REQUIRED TASK -
Using the listing below, select the lines with the word "questions" and copy them.

Dataset excerpt:
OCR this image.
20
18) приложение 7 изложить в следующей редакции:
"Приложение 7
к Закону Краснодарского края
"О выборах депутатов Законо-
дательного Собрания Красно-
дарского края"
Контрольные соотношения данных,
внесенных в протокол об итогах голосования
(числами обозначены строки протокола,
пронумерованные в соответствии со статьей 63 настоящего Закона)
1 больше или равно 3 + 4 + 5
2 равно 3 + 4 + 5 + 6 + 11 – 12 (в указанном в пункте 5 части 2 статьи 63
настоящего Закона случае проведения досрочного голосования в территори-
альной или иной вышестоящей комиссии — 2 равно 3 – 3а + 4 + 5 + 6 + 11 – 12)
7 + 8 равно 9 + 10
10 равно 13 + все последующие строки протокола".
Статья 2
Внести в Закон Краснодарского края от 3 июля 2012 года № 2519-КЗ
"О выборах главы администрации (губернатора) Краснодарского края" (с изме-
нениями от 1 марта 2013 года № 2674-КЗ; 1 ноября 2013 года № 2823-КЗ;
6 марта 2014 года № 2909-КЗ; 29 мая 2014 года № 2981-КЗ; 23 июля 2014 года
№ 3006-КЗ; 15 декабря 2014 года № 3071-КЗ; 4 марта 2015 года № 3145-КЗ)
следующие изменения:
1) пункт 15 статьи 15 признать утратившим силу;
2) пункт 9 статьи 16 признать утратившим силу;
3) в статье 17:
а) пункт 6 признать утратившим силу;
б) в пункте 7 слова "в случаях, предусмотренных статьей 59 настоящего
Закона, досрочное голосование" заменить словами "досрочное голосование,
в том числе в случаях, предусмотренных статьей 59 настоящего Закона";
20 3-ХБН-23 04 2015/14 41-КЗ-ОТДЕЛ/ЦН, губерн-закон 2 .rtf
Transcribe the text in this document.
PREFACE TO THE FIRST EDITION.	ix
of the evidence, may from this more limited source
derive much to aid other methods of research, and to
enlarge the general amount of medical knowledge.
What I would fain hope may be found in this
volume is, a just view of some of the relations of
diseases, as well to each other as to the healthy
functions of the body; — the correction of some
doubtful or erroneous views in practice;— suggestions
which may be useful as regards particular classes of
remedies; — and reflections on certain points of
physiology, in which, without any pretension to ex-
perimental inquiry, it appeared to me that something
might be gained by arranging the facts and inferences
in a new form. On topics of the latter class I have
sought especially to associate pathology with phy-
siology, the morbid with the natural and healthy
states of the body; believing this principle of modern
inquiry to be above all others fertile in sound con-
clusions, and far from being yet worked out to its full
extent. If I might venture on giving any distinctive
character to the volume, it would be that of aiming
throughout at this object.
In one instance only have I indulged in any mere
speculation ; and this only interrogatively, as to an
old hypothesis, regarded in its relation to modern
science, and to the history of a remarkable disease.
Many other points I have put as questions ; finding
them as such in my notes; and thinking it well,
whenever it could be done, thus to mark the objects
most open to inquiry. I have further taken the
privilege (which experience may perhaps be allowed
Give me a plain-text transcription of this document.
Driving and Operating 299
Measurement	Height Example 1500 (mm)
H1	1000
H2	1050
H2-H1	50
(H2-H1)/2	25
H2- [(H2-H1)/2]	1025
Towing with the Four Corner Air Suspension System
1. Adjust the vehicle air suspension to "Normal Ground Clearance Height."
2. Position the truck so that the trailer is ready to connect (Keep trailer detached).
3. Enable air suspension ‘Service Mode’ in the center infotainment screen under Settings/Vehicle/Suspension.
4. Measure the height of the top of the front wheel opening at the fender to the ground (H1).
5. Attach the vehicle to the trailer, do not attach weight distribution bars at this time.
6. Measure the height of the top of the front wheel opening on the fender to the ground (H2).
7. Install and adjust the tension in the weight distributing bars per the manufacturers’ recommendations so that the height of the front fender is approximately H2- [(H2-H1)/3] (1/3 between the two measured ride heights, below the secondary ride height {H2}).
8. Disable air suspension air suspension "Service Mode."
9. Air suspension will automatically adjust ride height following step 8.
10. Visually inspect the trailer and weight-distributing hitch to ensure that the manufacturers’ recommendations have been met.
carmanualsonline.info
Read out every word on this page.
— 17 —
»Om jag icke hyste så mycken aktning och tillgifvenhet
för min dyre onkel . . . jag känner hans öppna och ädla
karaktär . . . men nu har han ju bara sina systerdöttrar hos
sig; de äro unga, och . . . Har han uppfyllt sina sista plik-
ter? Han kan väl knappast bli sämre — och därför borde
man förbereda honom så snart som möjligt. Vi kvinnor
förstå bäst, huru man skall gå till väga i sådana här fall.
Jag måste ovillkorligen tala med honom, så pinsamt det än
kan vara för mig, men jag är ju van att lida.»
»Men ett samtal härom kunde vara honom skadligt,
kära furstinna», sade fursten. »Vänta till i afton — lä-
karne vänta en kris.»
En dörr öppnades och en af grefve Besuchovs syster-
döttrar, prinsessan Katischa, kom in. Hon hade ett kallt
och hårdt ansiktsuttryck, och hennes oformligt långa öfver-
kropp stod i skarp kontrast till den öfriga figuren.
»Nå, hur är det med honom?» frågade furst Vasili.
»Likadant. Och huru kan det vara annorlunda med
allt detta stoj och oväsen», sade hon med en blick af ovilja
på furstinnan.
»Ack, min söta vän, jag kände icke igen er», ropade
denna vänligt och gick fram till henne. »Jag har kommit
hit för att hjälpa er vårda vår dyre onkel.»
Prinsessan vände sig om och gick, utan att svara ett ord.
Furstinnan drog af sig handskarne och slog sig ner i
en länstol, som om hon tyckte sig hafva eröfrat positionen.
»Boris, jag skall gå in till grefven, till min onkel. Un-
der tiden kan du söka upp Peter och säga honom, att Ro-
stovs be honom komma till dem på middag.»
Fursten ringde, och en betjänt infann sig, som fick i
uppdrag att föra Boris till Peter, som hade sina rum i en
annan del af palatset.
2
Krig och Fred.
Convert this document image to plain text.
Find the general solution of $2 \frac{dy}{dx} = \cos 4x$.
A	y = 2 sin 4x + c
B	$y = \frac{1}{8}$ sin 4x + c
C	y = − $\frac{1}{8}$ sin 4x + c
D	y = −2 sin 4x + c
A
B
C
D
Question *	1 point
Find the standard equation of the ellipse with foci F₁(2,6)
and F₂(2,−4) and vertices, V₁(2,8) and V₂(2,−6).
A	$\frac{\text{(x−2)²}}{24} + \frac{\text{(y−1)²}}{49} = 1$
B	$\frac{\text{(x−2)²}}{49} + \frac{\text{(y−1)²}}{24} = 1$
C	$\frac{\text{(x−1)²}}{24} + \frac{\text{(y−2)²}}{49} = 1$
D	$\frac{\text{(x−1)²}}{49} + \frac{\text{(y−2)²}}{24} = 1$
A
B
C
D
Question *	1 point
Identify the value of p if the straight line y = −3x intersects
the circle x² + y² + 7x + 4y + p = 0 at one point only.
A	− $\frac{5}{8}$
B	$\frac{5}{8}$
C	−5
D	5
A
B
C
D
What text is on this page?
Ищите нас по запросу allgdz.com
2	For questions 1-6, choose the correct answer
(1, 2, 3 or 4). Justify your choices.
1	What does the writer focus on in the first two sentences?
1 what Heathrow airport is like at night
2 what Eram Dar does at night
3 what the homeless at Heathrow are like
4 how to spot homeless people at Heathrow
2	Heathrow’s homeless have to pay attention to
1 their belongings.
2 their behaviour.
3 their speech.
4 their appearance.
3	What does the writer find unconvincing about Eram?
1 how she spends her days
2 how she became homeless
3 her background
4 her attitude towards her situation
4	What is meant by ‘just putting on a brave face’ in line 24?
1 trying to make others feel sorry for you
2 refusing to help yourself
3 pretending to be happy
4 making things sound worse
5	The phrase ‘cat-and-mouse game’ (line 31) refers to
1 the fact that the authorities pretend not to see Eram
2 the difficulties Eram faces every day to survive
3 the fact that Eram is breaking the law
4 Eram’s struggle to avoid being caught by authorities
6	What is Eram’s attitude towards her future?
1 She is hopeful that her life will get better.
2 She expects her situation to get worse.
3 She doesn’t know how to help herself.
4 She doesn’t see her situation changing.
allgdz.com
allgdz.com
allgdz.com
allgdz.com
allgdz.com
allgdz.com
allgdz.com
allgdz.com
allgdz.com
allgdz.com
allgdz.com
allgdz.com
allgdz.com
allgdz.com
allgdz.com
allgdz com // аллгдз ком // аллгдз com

ANSWER TO THIS PROBLEM -
Many other points I have put as questions ; finding
2	For questions 1-6, choose the correct answer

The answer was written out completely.